━━ Provided records ━━

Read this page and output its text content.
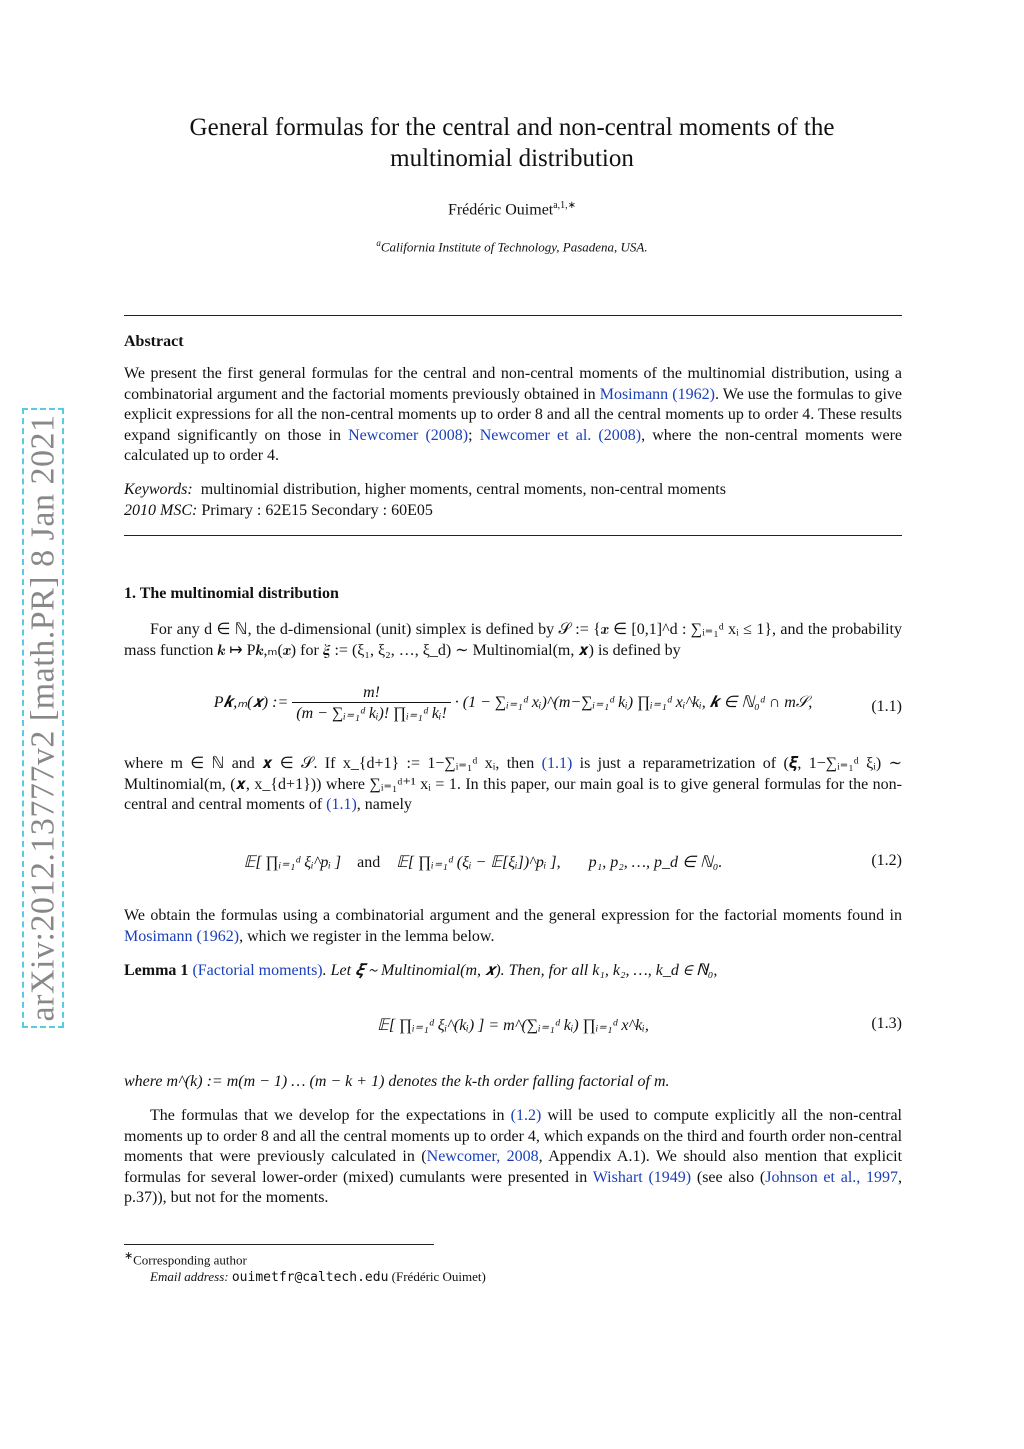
arXiv:2012.13777v2 [math.PR] 8 Jan 2021
General formulas for the central and non-central moments of the multinomial distribution
Frédéric Ouimet$^{a,1,∗}$
$^a$California Institute of Technology, Pasadena, USA.
Abstract
We present the first general formulas for the central and non-central moments of the multinomial distribution, using a combinatorial argument and the factorial moments previously obtained in Mosimann (1962). We use the formulas to give explicit expressions for all the non-central moments up to order 8 and all the central moments up to order 4. These results expand significantly on those in Newcomer (2008); Newcomer et al. (2008), where the non-central moments were calculated up to order 4.
Keywords: multinomial distribution, higher moments, central moments, non-central moments
2010 MSC: Primary : 62E15 Secondary : 60E05
1. The multinomial distribution
For any d ∈ ℕ, the d-dimensional (unit) simplex is defined by 𝒮 := {𝒙 ∈ [0,1]^d : ∑ᵢ₌₁ᵈ xᵢ ≤ 1}, and the probability mass function 𝒌 ↦ P𝒌,ₘ(𝒙) for 𝝃 := (ξ₁, ξ₂, …, ξ_d) ∼ Multinomial(m, 𝒙) is defined by
P𝒌,ₘ(𝒙) := $\frac{m!}{\text{(m − ∑ᵢ₌₁ᵈ kᵢ)! ∏ᵢ₌₁ᵈ kᵢ!}} \cdot (1$ − ∑ᵢ₌₁ᵈ xᵢ)^(m−∑ᵢ₌₁ᵈ kᵢ) ∏ᵢ₌₁ᵈ xᵢ^kᵢ, 𝒌 ∈ ℕ₀ᵈ ∩ m𝒮,	(1.1)
where m ∈ ℕ and 𝒙 ∈ 𝒮. If x_{d+1} := 1−∑ᵢ₌₁ᵈ xᵢ, then (1.1) is just a reparametrization of (𝝃, 1−∑ᵢ₌₁ᵈ ξᵢ) ∼ Multinomial(m, (𝒙, x_{d+1})) where ∑ᵢ₌₁ᵈ⁺¹ xᵢ = 1. In this paper, our main goal is to give general formulas for the non-central and central moments of (1.1), namely
𝔼[ ∏ᵢ₌₁ᵈ ξᵢ^pᵢ ] and 𝔼[ ∏ᵢ₌₁ᵈ (ξᵢ − 𝔼[ξᵢ])^pᵢ ], p₁, p₂, …, p_d ∈ ℕ₀.	(1.2)
We obtain the formulas using a combinatorial argument and the general expression for the factorial moments found in Mosimann (1962), which we register in the lemma below.
Lemma 1 (Factorial moments). Let 𝝃 ∼ Multinomial(m, 𝒙). Then, for all k₁, k₂, …, k_d ∈ ℕ₀,
𝔼[ ∏ᵢ₌₁ᵈ ξᵢ^(kᵢ) ] = m^(∑ᵢ₌₁ᵈ kᵢ) ∏ᵢ₌₁ᵈ x^kᵢ,	(1.3)
where m^(k) := m(m − 1) … (m − k + 1) denotes the k-th order falling factorial of m.
The formulas that we develop for the expectations in (1.2) will be used to compute explicitly all the non-central moments up to order 8 and all the central moments up to order 4, which expands on the third and fourth order non-central moments that were previously calculated in (Newcomer, 2008, Appendix A.1). We should also mention that explicit formulas for several lower-order (mixed) cumulants were presented in Wishart (1949) (see also (Johnson et al., 1997, p.37)), but not for the moments.
∗Corresponding author
Email address: ouimetfr@caltech.edu (Frédéric Ouimet)
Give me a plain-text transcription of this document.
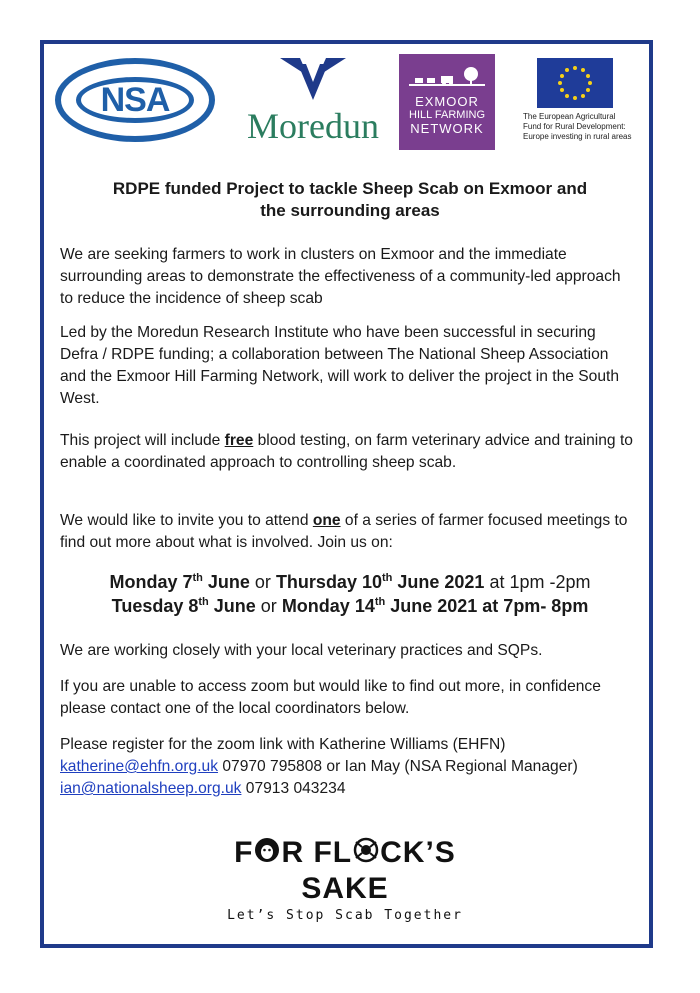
NSA
Moredun
EXMOOR
HILL FARMING
NETWORK
The European Agricultural
Fund for Rural Development:
Europe investing in rural areas
RDPE funded Project to tackle Sheep Scab on Exmoor and
the surrounding areas
We are seeking farmers to work in clusters on Exmoor and the immediate surrounding areas to demonstrate the effectiveness of a community-led approach to reduce the incidence of sheep scab
Led by the Moredun Research Institute who have been successful in securing Defra / RDPE funding; a collaboration between The National Sheep Association and the Exmoor Hill Farming Network, will work to deliver the project in the South West.
This project will include free blood testing, on farm veterinary advice and training to enable a coordinated approach to controlling sheep scab.
We would like to invite you to attend one of a series of farmer focused meetings to find out more about what is involved. Join us on:
Monday 7th June or Thursday 10th June 2021 at 1pm -2pm
Tuesday 8th June or Monday 14th June 2021 at 7pm- 8pm
We are working closely with your local veterinary practices and SQPs.
If you are unable to access zoom but would like to find out more, in confidence please contact one of the local coordinators below.
Please register for the zoom link with Katherine Williams (EHFN)
katherine@ehfn.org.uk 07970 795808 or Ian May (NSA Regional Manager) ian@nationalsheep.org.uk 07913 043234
F R FL CK’S SAKE
Let’s Stop Scab Together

━━━

### Exercise aim:
Using the material above, report each line where "text" occurs.

### Exercise answer:
Read this page and output its text content.
P𝒌,ₘ(𝒙) := $\frac{m!}{\text{(m − ∑ᵢ₌₁ᵈ kᵢ)! ∏ᵢ₌₁ᵈ kᵢ!}} \cdot (1$ − ∑ᵢ₌₁ᵈ xᵢ)^(m−∑ᵢ₌₁ᵈ kᵢ) ∏ᵢ₌₁ᵈ xᵢ^kᵢ, 𝒌 ∈ ℕ₀ᵈ ∩ m𝒮,	(1.1)
Give me a plain-text transcription of this document.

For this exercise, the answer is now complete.